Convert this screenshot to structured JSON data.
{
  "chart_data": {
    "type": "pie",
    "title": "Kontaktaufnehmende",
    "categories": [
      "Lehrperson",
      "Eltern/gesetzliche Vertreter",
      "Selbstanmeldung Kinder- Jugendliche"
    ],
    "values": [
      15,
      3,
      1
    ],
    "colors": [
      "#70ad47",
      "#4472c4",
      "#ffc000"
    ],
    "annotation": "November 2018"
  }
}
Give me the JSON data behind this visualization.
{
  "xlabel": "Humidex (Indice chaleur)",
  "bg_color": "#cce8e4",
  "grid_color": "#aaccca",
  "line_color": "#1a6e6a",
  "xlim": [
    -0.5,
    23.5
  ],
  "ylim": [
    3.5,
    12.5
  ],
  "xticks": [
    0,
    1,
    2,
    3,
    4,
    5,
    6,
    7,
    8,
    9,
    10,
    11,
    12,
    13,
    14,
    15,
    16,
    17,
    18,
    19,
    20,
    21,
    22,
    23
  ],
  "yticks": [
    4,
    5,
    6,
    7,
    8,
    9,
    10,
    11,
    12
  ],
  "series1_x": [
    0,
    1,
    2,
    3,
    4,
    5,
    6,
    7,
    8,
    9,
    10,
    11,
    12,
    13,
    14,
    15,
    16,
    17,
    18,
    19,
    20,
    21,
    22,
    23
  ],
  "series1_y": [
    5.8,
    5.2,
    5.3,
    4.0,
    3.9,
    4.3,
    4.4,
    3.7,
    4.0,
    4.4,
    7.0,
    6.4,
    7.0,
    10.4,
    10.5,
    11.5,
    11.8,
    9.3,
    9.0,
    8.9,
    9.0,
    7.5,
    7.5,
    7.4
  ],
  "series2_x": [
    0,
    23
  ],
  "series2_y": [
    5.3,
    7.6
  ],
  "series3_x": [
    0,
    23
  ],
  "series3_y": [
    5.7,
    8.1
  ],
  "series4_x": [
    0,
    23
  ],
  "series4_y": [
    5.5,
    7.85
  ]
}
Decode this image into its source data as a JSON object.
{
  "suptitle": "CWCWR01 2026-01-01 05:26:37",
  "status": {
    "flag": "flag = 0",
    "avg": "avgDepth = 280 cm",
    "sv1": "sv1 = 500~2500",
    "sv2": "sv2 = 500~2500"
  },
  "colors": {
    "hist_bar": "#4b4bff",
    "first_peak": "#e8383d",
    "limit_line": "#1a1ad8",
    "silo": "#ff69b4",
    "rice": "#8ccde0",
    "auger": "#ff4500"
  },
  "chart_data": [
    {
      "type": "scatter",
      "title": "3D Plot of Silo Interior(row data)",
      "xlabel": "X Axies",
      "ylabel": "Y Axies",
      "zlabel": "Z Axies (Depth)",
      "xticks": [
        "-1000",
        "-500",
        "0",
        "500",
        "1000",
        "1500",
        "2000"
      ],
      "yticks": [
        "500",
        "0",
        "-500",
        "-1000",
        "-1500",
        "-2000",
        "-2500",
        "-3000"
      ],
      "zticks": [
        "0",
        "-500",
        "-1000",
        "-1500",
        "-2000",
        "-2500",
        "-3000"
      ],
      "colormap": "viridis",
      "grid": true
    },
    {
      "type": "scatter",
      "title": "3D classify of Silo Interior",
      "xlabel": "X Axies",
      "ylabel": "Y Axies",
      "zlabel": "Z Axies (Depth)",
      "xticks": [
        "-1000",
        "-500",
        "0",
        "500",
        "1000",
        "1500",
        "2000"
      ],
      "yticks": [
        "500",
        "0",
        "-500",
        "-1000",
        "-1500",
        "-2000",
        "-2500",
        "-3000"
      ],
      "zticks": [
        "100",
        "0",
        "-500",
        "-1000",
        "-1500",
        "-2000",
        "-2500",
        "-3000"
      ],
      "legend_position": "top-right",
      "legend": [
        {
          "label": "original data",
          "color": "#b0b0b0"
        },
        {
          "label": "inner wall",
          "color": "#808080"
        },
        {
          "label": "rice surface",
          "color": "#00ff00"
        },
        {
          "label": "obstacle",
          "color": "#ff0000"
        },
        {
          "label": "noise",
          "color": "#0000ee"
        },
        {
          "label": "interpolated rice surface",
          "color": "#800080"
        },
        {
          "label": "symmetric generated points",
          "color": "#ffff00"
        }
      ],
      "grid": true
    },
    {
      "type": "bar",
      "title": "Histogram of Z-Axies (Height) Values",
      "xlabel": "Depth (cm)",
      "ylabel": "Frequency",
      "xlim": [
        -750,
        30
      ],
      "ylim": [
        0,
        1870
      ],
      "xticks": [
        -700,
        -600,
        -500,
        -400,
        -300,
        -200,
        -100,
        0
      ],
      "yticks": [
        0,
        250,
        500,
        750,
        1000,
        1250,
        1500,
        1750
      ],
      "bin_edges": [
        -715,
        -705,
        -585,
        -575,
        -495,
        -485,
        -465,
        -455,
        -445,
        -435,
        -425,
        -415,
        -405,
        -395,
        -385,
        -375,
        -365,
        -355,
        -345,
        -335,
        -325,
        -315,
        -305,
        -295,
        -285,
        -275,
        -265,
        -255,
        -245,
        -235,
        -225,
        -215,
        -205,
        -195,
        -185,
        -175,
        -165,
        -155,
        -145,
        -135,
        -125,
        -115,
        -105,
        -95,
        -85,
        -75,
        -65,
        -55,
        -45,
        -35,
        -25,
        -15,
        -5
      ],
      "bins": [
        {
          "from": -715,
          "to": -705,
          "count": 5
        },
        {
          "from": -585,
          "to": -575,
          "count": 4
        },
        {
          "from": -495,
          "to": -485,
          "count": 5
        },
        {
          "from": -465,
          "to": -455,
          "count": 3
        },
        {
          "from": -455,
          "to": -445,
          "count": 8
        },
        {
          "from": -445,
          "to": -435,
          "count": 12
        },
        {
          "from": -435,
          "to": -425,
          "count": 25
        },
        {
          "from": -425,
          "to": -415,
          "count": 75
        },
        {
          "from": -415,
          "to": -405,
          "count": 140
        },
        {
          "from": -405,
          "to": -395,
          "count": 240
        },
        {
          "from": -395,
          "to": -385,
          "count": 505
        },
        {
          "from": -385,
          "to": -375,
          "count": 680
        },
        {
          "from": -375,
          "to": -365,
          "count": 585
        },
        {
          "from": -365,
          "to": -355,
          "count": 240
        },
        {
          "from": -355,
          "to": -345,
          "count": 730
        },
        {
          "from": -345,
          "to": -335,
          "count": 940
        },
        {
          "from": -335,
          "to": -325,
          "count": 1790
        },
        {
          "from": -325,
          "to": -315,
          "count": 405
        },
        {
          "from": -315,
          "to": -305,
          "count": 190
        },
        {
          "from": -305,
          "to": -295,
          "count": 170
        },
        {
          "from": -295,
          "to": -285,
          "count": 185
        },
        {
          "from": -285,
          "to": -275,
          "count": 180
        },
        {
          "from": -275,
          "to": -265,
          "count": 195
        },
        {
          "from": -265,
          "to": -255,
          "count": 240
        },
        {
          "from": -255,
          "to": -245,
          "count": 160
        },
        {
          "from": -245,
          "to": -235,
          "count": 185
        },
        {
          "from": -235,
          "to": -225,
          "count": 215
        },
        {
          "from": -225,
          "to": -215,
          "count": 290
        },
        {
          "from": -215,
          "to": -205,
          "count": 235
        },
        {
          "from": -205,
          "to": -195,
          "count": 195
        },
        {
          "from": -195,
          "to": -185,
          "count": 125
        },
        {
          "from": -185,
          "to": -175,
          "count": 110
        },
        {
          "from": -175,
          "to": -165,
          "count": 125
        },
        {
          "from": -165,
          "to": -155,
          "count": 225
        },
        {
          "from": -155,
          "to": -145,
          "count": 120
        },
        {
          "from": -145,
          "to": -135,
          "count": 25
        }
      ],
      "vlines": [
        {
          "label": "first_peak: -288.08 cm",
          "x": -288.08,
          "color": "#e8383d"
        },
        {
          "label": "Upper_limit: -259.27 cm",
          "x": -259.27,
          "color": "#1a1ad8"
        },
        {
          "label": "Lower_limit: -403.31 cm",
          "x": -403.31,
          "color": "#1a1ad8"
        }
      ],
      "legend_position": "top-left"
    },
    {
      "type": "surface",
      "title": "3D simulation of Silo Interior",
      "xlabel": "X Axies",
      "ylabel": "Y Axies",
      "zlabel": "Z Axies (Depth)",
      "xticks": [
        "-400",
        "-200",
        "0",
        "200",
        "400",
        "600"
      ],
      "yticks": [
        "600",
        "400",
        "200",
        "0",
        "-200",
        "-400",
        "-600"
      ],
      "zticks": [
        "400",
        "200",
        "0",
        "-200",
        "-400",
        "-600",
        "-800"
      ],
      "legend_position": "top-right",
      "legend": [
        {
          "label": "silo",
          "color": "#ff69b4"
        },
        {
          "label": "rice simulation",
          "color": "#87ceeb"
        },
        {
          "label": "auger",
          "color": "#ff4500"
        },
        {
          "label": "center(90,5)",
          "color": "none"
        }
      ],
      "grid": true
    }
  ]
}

+ + + + + + +

- [What is expected]: Which lines contain the word "rice"? Copy each one.

- [Reply to the exercise]:
    "rice": "#8ccde0",
          "label": "rice surface",
          "label": "interpolated rice surface",
          "label": "rice simulation",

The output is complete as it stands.